# WHAT TO PRODUCE
Rewrite the records from the line with "For every button, label, input, icon, or" through the line with "play-pause-label: 1. Play/Pause" as a numbered list, leaving out blank lines and pictures.

# RECORDS FOR PROCESSING
# # #

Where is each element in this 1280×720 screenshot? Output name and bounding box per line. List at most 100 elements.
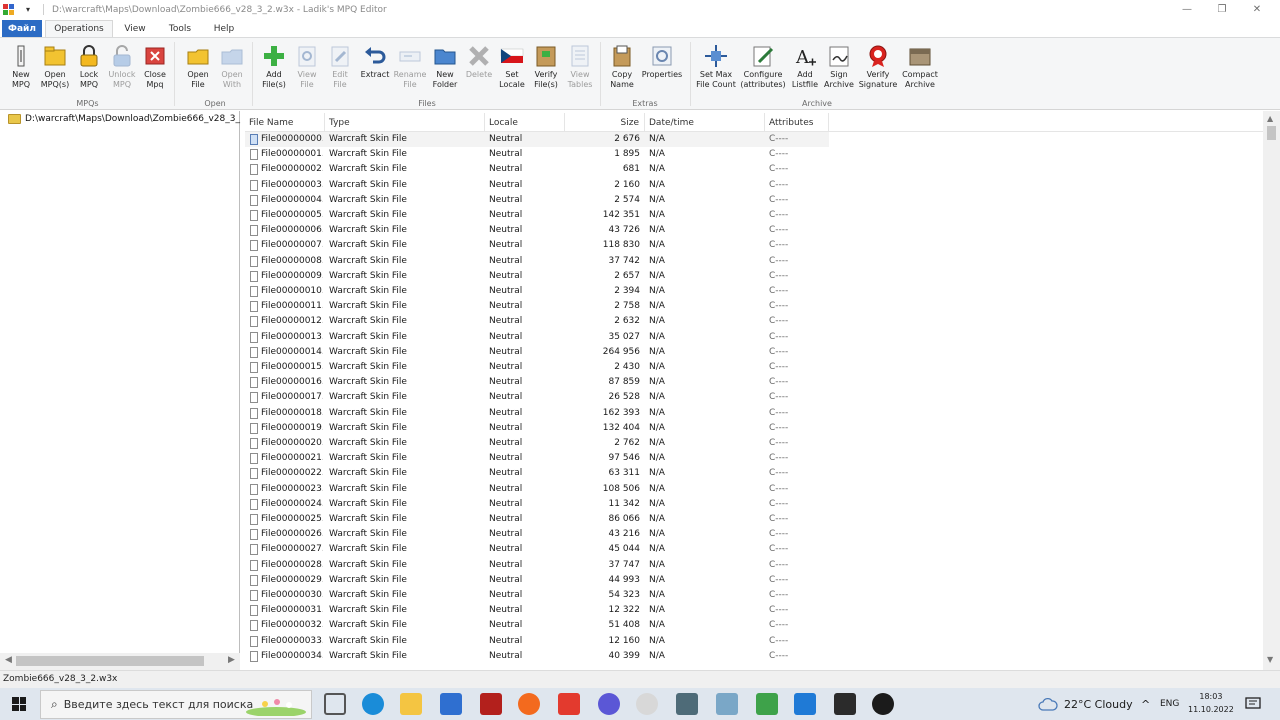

# # #

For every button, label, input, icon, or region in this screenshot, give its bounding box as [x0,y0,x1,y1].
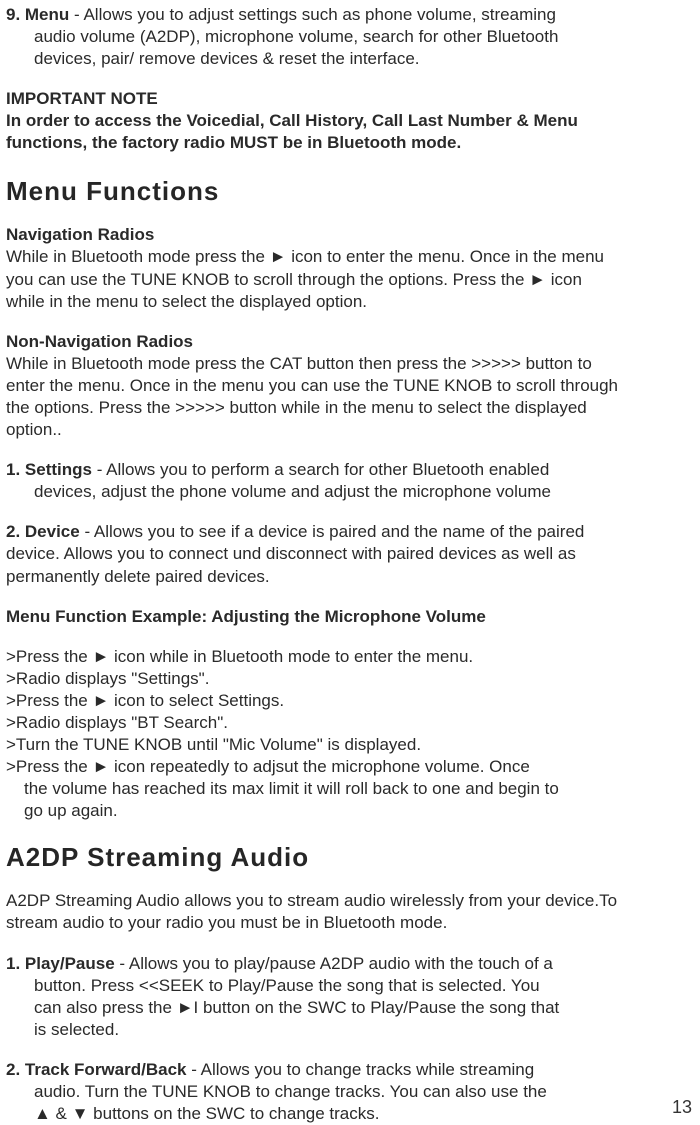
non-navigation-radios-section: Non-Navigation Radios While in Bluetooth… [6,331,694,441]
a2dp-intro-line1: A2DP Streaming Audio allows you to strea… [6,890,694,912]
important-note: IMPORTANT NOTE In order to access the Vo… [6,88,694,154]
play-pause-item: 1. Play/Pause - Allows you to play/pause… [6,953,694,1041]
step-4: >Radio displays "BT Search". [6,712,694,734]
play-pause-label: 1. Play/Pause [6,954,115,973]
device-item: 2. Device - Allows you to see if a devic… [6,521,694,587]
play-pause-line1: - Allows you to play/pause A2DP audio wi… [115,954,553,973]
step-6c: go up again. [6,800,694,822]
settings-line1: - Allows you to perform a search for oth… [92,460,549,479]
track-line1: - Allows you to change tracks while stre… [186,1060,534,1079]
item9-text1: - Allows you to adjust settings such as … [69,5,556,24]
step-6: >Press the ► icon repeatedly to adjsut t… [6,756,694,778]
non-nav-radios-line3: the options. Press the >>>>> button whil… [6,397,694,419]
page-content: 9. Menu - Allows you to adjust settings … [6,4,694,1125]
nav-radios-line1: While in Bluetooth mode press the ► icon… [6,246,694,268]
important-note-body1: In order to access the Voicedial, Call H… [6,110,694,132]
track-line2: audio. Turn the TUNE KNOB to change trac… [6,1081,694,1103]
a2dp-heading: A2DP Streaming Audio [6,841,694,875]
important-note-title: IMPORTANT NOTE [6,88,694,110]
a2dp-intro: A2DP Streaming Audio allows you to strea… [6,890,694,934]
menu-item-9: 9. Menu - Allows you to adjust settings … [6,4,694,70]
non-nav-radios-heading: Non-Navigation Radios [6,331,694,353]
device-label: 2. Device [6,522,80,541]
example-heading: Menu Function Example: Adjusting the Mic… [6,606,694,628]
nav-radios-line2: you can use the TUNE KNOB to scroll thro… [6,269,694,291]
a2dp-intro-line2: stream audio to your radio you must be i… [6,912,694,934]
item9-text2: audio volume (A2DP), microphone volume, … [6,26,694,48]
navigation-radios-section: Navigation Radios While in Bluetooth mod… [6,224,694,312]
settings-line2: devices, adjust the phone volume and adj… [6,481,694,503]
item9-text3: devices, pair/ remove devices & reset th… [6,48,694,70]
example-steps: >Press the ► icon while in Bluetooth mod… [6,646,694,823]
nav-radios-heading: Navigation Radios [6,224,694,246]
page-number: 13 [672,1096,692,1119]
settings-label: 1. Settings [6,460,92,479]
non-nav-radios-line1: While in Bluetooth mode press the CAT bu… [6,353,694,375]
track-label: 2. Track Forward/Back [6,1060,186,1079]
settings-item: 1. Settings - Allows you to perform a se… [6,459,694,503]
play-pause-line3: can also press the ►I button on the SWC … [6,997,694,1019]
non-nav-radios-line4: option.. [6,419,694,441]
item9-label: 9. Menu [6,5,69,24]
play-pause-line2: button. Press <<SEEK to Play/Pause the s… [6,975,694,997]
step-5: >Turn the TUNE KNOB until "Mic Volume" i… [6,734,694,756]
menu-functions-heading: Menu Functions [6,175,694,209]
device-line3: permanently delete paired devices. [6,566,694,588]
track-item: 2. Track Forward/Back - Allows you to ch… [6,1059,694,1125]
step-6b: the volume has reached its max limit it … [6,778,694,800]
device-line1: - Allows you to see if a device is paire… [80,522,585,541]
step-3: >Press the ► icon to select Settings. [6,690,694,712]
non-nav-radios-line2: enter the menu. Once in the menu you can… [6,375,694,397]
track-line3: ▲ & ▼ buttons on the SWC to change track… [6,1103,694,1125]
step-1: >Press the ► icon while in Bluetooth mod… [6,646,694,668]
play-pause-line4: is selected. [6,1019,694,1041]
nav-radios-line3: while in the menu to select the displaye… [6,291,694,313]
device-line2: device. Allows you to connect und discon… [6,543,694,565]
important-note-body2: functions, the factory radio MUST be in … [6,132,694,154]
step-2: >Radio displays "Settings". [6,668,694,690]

# # #

# TASK RESPONSE
1. For every button, label, input, icon, or region in this screenshot, give its bounding box as [x0,y0,x1,y1].
2. non-navigation-radios-section: Non-Navigation Radios While in Bluetooth… [6,331,694,441]
3. a2dp-intro-line1: A2DP Streaming Audio allows you to strea… [6,890,694,912]
4. important-note: IMPORTANT NOTE In order to access the Vo… [6,88,694,154]
5. play-pause-item: 1. Play/Pause - Allows you to play/pause… [6,953,694,1041]
6. step-4: >Radio displays "BT Search". [6,712,694,734]
7. play-pause-label: 1. Play/Pause [6,954,115,973]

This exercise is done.